(Stored data entries)
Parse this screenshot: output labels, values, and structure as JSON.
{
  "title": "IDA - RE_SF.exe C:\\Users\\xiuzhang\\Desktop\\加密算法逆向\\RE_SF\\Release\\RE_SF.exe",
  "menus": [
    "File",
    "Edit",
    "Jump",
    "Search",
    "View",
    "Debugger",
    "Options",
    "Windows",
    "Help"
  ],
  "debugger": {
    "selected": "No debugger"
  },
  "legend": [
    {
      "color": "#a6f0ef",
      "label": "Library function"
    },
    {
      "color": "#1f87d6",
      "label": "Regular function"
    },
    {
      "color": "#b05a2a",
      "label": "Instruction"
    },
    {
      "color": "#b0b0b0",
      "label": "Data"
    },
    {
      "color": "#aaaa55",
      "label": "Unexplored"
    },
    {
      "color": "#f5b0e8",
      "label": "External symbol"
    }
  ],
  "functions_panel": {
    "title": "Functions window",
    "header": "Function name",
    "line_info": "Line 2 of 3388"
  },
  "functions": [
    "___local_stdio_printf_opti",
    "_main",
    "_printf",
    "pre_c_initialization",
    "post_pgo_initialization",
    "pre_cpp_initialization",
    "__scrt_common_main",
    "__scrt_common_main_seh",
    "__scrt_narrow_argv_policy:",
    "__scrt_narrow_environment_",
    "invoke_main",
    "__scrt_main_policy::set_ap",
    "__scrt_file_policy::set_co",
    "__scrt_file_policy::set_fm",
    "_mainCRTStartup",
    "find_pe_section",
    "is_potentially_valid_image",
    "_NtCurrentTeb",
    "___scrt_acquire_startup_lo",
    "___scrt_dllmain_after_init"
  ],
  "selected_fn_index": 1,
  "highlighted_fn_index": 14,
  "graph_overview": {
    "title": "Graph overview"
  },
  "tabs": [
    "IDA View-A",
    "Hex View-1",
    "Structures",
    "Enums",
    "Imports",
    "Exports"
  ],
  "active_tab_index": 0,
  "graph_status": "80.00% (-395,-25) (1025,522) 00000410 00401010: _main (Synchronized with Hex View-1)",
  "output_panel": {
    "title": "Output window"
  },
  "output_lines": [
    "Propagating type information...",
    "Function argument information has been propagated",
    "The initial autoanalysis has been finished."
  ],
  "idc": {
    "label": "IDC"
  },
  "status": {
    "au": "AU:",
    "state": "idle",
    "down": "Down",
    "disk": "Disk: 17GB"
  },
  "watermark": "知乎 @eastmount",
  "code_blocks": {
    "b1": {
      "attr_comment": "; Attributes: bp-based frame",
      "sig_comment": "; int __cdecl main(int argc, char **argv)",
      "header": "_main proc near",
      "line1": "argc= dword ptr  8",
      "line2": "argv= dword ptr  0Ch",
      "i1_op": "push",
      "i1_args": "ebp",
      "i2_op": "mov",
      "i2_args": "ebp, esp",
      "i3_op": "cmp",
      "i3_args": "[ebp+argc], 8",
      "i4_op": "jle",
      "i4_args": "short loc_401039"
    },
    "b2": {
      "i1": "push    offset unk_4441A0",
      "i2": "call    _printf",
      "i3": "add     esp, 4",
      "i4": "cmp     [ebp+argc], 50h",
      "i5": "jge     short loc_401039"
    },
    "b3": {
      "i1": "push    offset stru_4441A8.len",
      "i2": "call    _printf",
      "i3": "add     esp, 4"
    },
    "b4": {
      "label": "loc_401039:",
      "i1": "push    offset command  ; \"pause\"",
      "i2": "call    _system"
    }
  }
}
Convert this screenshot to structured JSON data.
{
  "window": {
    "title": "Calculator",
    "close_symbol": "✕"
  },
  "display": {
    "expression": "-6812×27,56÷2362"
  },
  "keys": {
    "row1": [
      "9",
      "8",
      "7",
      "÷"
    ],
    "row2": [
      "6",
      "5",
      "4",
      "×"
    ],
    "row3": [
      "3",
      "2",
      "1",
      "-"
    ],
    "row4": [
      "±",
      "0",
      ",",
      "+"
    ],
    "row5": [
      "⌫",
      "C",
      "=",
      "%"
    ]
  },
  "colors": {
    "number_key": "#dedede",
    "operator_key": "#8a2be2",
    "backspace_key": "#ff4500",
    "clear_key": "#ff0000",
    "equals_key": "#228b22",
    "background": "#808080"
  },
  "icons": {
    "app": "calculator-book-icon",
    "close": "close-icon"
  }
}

=== STATED TASK ===
Identify which lines contain the word "JSON" and copy each one.

=== EXERCISE OUTPUT ===
Parse this screenshot: output labels, values, and structure as JSON.
Convert this screenshot to structured JSON data.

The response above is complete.